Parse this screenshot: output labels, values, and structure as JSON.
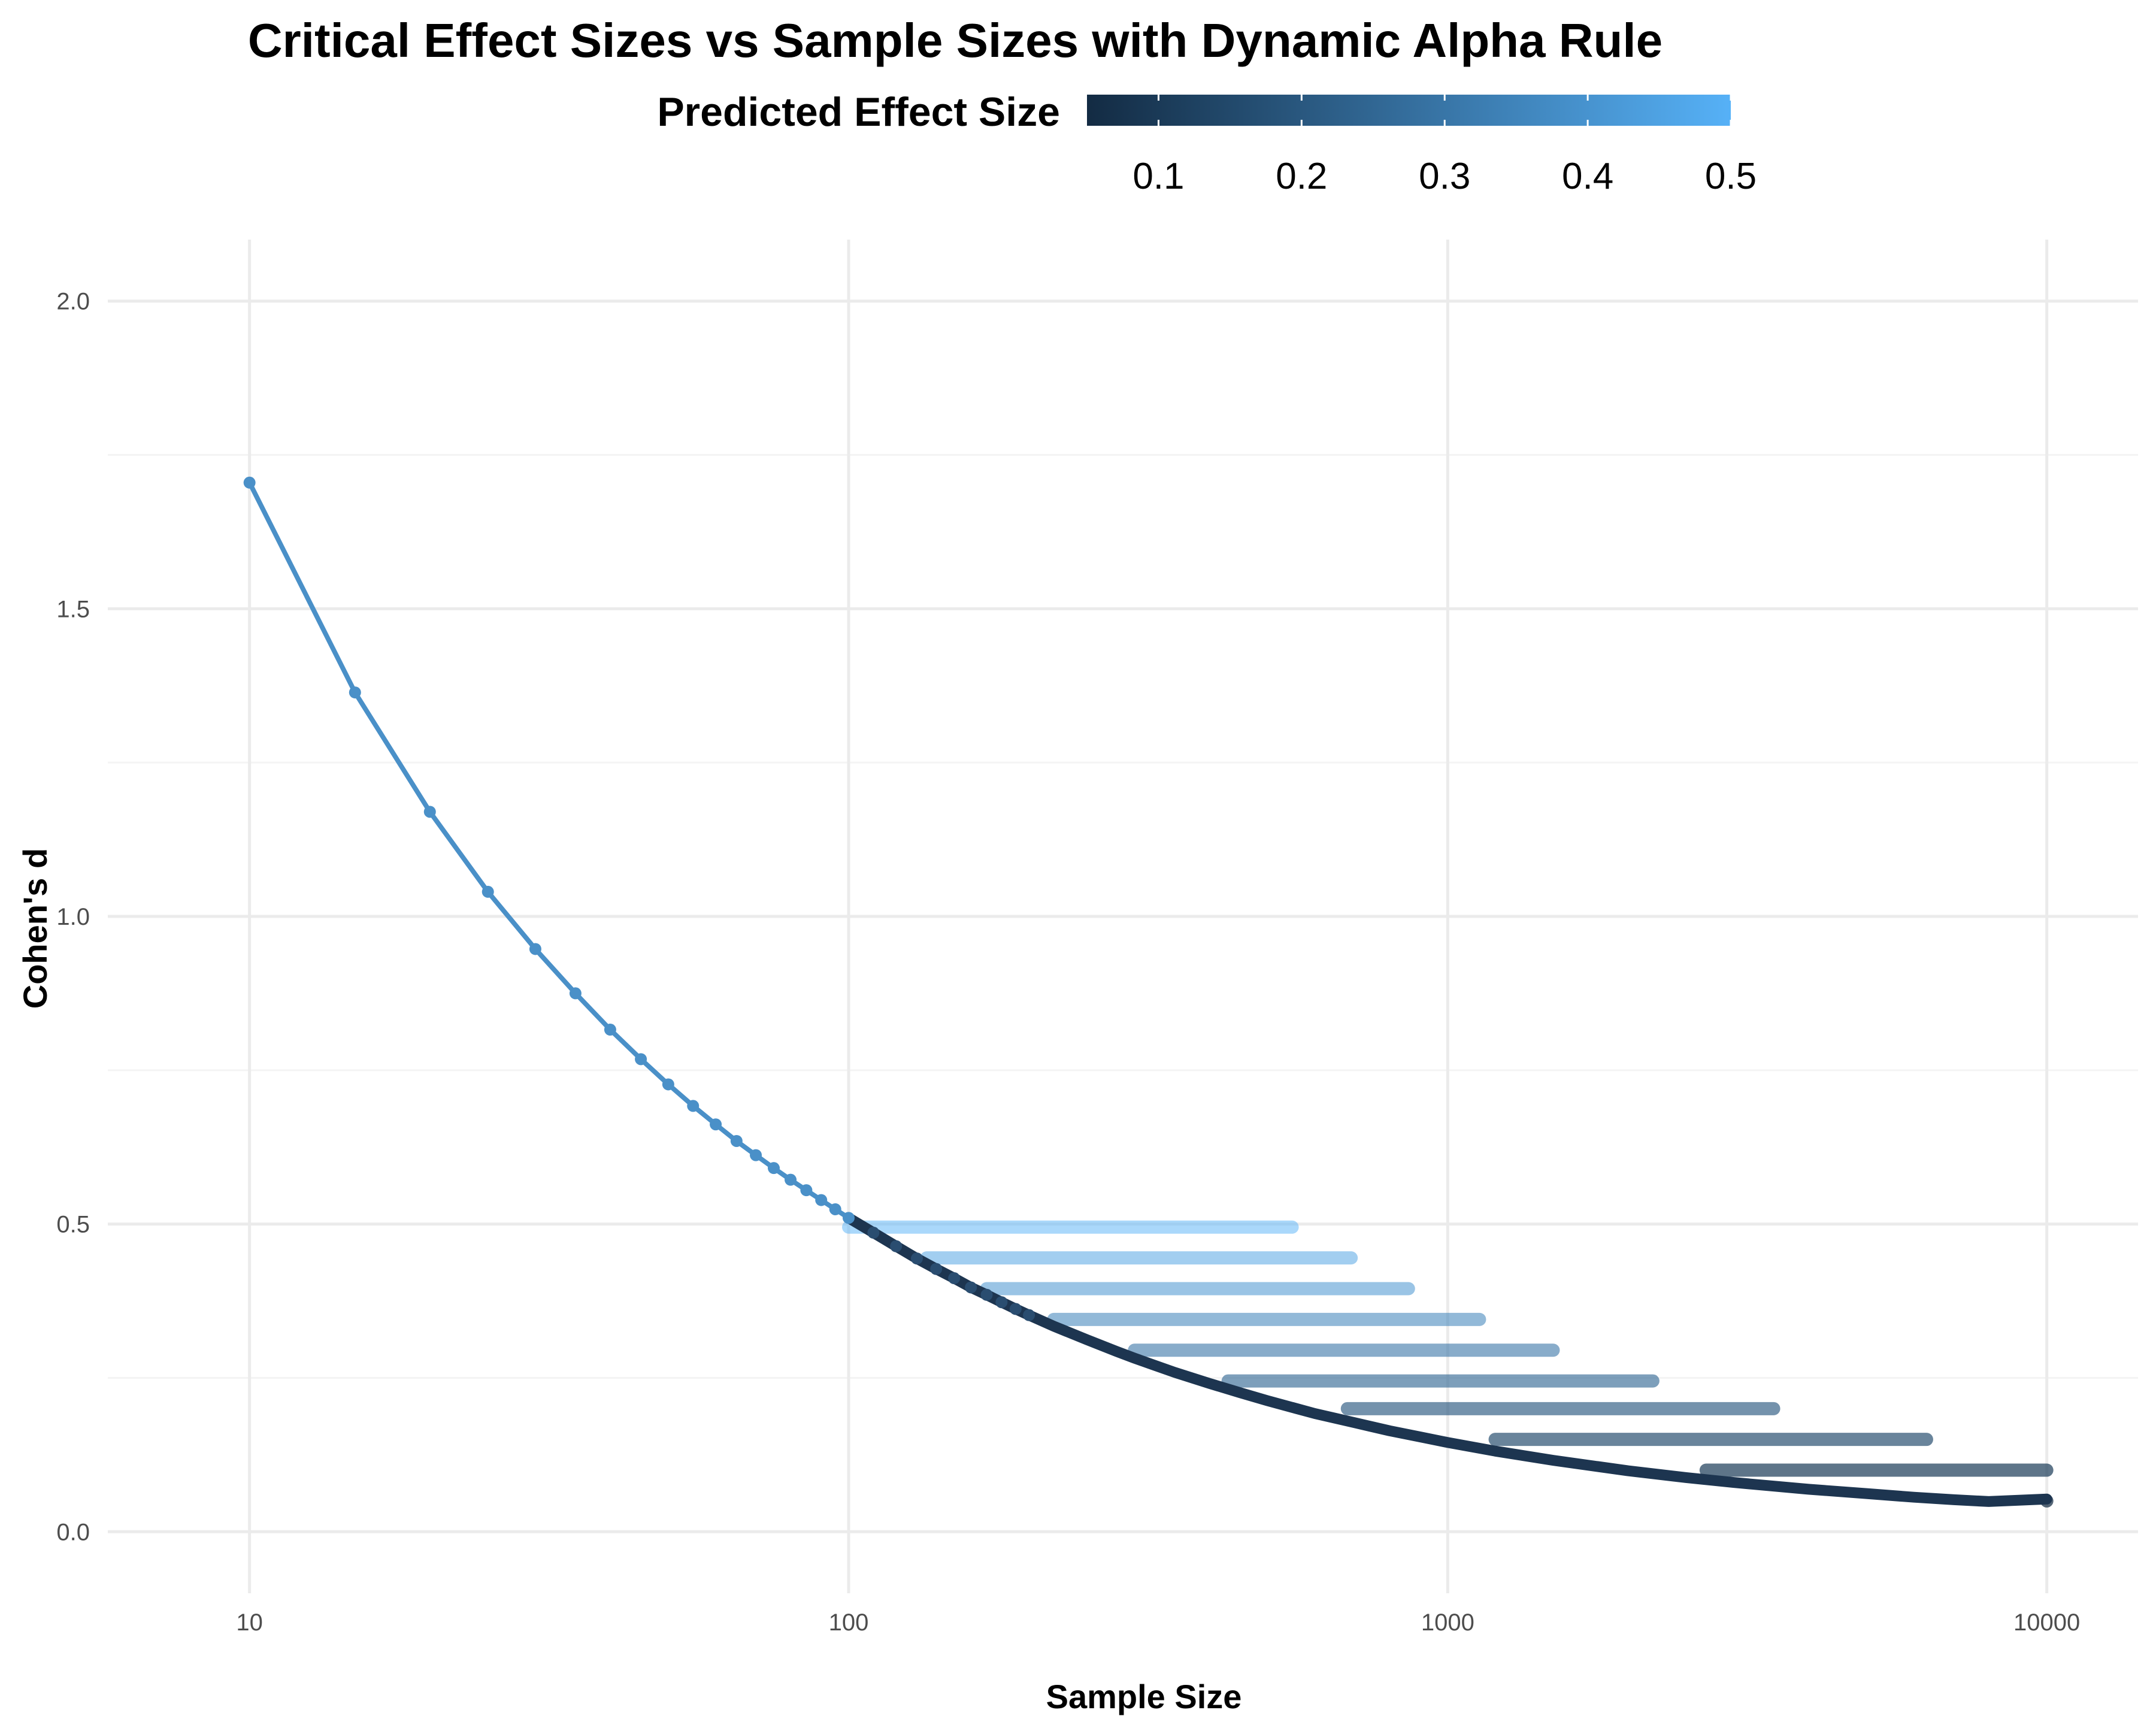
{
  "chart_data": {
    "type": "line",
    "title": "Critical Effect Sizes vs Sample Sizes with Dynamic Alpha Rule",
    "xlabel": "Sample Size",
    "ylabel": "Cohen's d",
    "x_scale": "log10",
    "xlim": [
      5.8,
      14200
    ],
    "ylim": [
      -0.1,
      2.1
    ],
    "x_ticks": [
      10,
      100,
      1000,
      10000
    ],
    "x_tick_labels": [
      "10",
      "100",
      "1000",
      "10000"
    ],
    "y_ticks": [
      0.0,
      0.5,
      1.0,
      1.5,
      2.0
    ],
    "y_tick_labels": [
      "0.0",
      "0.5",
      "1.0",
      "1.5",
      "2.0"
    ],
    "grid": true,
    "legend": {
      "title": "Predicted Effect Size",
      "placement": "top",
      "type": "colorbar",
      "range": [
        0.05,
        0.5
      ],
      "tick_values": [
        0.1,
        0.2,
        0.3,
        0.4,
        0.5
      ],
      "tick_labels": [
        "0.1",
        "0.2",
        "0.3",
        "0.4",
        "0.5"
      ],
      "colors": {
        "low": "#132B43",
        "high": "#56B1F7"
      }
    },
    "critical_curve": {
      "x": [
        10,
        15,
        20,
        25,
        30,
        35,
        40,
        45,
        50,
        55,
        60,
        65,
        70,
        75,
        80,
        85,
        90,
        95,
        100,
        110,
        120,
        130,
        140,
        150,
        160,
        170,
        180,
        190,
        200,
        220,
        250,
        280,
        300,
        350,
        400,
        450,
        500,
        600,
        700,
        800,
        900,
        1000,
        1200,
        1500,
        2000,
        2500,
        3000,
        4000,
        5000,
        6000,
        7000,
        8000,
        10000
      ],
      "y": [
        1.705,
        1.364,
        1.17,
        1.04,
        0.947,
        0.875,
        0.816,
        0.768,
        0.727,
        0.692,
        0.662,
        0.635,
        0.612,
        0.591,
        0.572,
        0.555,
        0.539,
        0.524,
        0.51,
        0.486,
        0.464,
        0.444,
        0.427,
        0.412,
        0.397,
        0.385,
        0.373,
        0.362,
        0.352,
        0.334,
        0.312,
        0.293,
        0.282,
        0.259,
        0.241,
        0.226,
        0.213,
        0.192,
        0.177,
        0.164,
        0.154,
        0.145,
        0.131,
        0.116,
        0.099,
        0.088,
        0.08,
        0.069,
        0.062,
        0.056,
        0.052,
        0.049,
        0.053
      ]
    },
    "threshold_lines": [
      {
        "effect": 0.05,
        "y": 0.05,
        "x_start": 10000,
        "x_end": 10000
      },
      {
        "effect": 0.1,
        "y": 0.1,
        "x_start": 2700,
        "x_end": 10000
      },
      {
        "effect": 0.15,
        "y": 0.15,
        "x_start": 1200,
        "x_end": 6300
      },
      {
        "effect": 0.2,
        "y": 0.2,
        "x_start": 680,
        "x_end": 3500
      },
      {
        "effect": 0.25,
        "y": 0.245,
        "x_start": 430,
        "x_end": 2200
      },
      {
        "effect": 0.3,
        "y": 0.295,
        "x_start": 300,
        "x_end": 1500
      },
      {
        "effect": 0.35,
        "y": 0.345,
        "x_start": 220,
        "x_end": 1130
      },
      {
        "effect": 0.4,
        "y": 0.395,
        "x_start": 170,
        "x_end": 860
      },
      {
        "effect": 0.45,
        "y": 0.445,
        "x_start": 135,
        "x_end": 690
      },
      {
        "effect": 0.5,
        "y": 0.495,
        "x_start": 100,
        "x_end": 550
      }
    ]
  }
}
::::::
EXERCISE BRIEF:
Quote all the lines above exactly as given. Do not include the pictures.

RESULT:
Parse this screenshot: output labels, values, and structure as JSON.
{
  "chart_data": {
    "type": "line",
    "title": "Critical Effect Sizes vs Sample Sizes with Dynamic Alpha Rule",
    "xlabel": "Sample Size",
    "ylabel": "Cohen's d",
    "x_scale": "log10",
    "xlim": [
      5.8,
      14200
    ],
    "ylim": [
      -0.1,
      2.1
    ],
    "x_ticks": [
      10,
      100,
      1000,
      10000
    ],
    "x_tick_labels": [
      "10",
      "100",
      "1000",
      "10000"
    ],
    "y_ticks": [
      0.0,
      0.5,
      1.0,
      1.5,
      2.0
    ],
    "y_tick_labels": [
      "0.0",
      "0.5",
      "1.0",
      "1.5",
      "2.0"
    ],
    "grid": true,
    "legend": {
      "title": "Predicted Effect Size",
      "placement": "top",
      "type": "colorbar",
      "range": [
        0.05,
        0.5
      ],
      "tick_values": [
        0.1,
        0.2,
        0.3,
        0.4,
        0.5
      ],
      "tick_labels": [
        "0.1",
        "0.2",
        "0.3",
        "0.4",
        "0.5"
      ],
      "colors": {
        "low": "#132B43",
        "high": "#56B1F7"
      }
    },
    "critical_curve": {
      "x": [
        10,
        15,
        20,
        25,
        30,
        35,
        40,
        45,
        50,
        55,
        60,
        65,
        70,
        75,
        80,
        85,
        90,
        95,
        100,
        110,
        120,
        130,
        140,
        150,
        160,
        170,
        180,
        190,
        200,
        220,
        250,
        280,
        300,
        350,
        400,
        450,
        500,
        600,
        700,
        800,
        900,
        1000,
        1200,
        1500,
        2000,
        2500,
        3000,
        4000,
        5000,
        6000,
        7000,
        8000,
        10000
      ],
      "y": [
        1.705,
        1.364,
        1.17,
        1.04,
        0.947,
        0.875,
        0.816,
        0.768,
        0.727,
        0.692,
        0.662,
        0.635,
        0.612,
        0.591,
        0.572,
        0.555,
        0.539,
        0.524,
        0.51,
        0.486,
        0.464,
        0.444,
        0.427,
        0.412,
        0.397,
        0.385,
        0.373,
        0.362,
        0.352,
        0.334,
        0.312,
        0.293,
        0.282,
        0.259,
        0.241,
        0.226,
        0.213,
        0.192,
        0.177,
        0.164,
        0.154,
        0.145,
        0.131,
        0.116,
        0.099,
        0.088,
        0.08,
        0.069,
        0.062,
        0.056,
        0.052,
        0.049,
        0.053
      ]
    },
    "threshold_lines": [
      {
        "effect": 0.05,
        "y": 0.05,
        "x_start": 10000,
        "x_end": 10000
      },
      {
        "effect": 0.1,
        "y": 0.1,
        "x_start": 2700,
        "x_end": 10000
      },
      {
        "effect": 0.15,
        "y": 0.15,
        "x_start": 1200,
        "x_end": 6300
      },
      {
        "effect": 0.2,
        "y": 0.2,
        "x_start": 680,
        "x_end": 3500
      },
      {
        "effect": 0.25,
        "y": 0.245,
        "x_start": 430,
        "x_end": 2200
      },
      {
        "effect": 0.3,
        "y": 0.295,
        "x_start": 300,
        "x_end": 1500
      },
      {
        "effect": 0.35,
        "y": 0.345,
        "x_start": 220,
        "x_end": 1130
      },
      {
        "effect": 0.4,
        "y": 0.395,
        "x_start": 170,
        "x_end": 860
      },
      {
        "effect": 0.45,
        "y": 0.445,
        "x_start": 135,
        "x_end": 690
      },
      {
        "effect": 0.5,
        "y": 0.495,
        "x_start": 100,
        "x_end": 550
      }
    ]
  }
}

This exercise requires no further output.